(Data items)
· · ·

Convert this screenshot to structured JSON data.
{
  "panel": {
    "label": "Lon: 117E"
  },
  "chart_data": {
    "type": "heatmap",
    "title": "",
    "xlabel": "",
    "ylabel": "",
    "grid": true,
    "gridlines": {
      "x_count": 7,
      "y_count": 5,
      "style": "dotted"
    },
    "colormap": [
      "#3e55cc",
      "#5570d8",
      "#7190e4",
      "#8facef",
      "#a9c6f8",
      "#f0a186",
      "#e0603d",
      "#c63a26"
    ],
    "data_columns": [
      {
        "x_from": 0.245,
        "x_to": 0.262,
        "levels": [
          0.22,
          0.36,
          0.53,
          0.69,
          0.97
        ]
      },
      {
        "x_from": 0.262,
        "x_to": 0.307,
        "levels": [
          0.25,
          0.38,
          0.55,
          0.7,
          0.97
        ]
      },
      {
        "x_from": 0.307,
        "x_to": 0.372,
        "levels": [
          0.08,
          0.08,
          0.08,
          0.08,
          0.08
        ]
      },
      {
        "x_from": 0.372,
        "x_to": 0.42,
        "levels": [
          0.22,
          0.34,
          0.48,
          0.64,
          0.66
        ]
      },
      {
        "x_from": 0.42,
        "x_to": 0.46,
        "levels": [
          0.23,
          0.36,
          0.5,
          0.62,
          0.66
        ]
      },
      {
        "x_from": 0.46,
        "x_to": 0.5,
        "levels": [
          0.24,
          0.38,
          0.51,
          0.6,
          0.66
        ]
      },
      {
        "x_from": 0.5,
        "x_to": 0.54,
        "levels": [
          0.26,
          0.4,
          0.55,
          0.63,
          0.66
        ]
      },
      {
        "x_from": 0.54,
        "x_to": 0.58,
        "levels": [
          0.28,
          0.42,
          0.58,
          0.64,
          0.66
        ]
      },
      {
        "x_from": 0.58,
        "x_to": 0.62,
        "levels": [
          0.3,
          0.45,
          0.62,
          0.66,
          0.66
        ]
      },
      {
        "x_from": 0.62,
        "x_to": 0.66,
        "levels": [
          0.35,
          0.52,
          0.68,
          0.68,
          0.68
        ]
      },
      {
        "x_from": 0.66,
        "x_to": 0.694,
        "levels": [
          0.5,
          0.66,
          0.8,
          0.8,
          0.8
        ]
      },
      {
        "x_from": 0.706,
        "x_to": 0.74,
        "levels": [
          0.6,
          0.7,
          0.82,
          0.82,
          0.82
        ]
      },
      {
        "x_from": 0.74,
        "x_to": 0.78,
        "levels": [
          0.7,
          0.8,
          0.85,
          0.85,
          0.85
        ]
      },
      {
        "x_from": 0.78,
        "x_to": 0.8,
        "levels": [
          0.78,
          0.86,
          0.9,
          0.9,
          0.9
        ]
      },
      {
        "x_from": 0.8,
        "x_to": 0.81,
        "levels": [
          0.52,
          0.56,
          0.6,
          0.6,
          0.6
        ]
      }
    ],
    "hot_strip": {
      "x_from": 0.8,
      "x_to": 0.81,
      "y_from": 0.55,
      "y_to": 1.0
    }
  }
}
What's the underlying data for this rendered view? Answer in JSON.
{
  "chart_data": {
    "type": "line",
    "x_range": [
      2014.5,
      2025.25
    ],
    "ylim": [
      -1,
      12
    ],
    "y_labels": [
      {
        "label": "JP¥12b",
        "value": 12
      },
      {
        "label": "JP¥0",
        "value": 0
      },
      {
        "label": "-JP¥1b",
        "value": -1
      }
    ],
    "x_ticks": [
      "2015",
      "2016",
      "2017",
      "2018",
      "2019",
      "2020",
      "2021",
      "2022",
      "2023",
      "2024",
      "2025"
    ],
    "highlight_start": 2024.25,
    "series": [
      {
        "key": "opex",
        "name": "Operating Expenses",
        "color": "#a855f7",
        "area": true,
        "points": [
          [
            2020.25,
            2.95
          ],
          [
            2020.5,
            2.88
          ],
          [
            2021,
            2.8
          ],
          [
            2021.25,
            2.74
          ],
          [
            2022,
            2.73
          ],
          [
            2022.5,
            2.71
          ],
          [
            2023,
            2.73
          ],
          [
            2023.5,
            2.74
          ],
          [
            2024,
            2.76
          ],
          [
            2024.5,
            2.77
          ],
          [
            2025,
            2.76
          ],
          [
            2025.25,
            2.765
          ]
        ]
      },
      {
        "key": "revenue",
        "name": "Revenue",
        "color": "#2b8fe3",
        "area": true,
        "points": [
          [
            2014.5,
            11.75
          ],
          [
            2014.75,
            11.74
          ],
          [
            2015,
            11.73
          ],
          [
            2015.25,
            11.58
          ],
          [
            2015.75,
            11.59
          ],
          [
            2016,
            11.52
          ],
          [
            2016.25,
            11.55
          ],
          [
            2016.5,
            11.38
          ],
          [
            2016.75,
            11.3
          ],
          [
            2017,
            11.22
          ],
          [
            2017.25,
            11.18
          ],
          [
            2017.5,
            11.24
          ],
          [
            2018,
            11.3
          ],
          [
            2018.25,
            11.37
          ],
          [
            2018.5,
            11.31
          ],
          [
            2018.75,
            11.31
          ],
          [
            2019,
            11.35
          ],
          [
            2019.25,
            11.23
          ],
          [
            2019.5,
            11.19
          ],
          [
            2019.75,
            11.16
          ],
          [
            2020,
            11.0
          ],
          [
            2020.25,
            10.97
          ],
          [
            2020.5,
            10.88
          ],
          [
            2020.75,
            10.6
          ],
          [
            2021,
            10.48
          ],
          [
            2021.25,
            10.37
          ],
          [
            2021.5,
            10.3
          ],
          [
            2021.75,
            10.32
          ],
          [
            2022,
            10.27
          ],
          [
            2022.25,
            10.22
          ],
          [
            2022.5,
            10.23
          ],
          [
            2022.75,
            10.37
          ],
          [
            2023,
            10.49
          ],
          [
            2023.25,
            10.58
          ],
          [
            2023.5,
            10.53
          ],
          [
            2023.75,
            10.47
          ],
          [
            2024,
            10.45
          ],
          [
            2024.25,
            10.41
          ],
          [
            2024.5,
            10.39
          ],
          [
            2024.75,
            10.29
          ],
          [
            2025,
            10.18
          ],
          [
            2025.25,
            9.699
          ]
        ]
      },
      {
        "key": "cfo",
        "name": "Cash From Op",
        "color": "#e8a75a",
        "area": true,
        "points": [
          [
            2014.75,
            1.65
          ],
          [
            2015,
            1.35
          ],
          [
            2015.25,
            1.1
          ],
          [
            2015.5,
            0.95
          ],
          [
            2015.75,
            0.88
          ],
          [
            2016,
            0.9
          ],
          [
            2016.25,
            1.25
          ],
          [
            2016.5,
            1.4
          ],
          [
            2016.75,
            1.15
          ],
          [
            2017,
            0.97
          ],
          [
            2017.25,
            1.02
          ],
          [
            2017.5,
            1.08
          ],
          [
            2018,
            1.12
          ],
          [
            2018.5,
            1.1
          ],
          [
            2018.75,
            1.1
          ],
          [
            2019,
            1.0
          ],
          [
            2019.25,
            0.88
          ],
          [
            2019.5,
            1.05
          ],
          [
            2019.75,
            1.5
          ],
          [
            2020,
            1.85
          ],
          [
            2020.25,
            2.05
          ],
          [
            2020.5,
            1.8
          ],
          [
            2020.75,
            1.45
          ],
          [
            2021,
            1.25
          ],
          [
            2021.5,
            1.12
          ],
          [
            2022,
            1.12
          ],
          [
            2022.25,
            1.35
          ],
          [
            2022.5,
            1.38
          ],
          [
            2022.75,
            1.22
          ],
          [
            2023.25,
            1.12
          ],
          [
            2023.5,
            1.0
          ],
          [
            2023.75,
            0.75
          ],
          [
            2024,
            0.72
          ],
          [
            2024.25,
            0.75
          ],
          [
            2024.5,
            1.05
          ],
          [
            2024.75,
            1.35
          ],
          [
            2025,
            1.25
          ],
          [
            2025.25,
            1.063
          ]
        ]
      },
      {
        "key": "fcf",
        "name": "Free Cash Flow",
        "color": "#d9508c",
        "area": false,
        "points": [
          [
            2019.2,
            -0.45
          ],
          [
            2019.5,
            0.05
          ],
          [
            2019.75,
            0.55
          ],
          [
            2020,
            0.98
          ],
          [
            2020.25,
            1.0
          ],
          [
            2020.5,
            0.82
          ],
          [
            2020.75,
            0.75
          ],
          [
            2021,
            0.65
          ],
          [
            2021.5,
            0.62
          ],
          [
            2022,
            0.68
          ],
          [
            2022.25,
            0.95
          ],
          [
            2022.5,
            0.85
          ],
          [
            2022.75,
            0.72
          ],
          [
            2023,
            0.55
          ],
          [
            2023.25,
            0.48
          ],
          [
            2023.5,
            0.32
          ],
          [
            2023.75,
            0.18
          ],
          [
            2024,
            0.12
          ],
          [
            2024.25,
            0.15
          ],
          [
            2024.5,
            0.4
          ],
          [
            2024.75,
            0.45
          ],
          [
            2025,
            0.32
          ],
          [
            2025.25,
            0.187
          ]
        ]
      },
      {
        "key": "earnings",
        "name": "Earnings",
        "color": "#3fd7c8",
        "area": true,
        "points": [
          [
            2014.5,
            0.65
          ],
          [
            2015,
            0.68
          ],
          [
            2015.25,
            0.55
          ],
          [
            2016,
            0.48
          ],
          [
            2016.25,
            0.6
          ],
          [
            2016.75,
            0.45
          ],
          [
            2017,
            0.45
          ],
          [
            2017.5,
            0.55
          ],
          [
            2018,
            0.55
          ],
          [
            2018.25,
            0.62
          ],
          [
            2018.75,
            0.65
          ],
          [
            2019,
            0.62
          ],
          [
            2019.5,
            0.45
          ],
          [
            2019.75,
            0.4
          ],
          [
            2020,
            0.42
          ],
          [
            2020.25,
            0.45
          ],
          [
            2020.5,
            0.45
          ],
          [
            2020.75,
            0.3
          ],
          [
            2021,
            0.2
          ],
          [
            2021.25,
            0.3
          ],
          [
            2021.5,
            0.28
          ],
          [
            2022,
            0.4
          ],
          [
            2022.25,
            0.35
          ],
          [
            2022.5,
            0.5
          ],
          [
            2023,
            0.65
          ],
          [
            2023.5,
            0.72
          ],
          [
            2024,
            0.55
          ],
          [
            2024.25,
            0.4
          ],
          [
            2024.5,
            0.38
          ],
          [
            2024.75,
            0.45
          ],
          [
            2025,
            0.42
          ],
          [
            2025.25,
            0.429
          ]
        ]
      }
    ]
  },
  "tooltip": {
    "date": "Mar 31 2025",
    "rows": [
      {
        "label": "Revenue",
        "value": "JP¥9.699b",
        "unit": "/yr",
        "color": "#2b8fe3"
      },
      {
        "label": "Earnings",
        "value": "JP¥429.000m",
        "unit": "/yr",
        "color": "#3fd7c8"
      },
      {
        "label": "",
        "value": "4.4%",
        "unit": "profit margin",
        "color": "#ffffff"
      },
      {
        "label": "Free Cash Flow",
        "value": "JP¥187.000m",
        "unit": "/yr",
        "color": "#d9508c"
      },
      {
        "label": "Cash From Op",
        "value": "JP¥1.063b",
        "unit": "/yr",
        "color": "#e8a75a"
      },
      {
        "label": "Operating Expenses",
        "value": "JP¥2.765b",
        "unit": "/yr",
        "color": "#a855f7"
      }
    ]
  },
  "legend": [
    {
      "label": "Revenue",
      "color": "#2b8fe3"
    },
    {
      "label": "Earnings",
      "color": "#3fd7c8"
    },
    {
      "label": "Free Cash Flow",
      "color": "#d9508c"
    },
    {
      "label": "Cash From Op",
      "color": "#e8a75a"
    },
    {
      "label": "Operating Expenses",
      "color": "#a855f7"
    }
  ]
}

· · ·

(EXERCISE DESCRIPTION)
Go through the material line by line. Show each line that contains the string "Free".

(TASK SOLUTION)
        "name": "Free Cash Flow",
        "label": "Free Cash Flow",
      "label": "Free Cash Flow",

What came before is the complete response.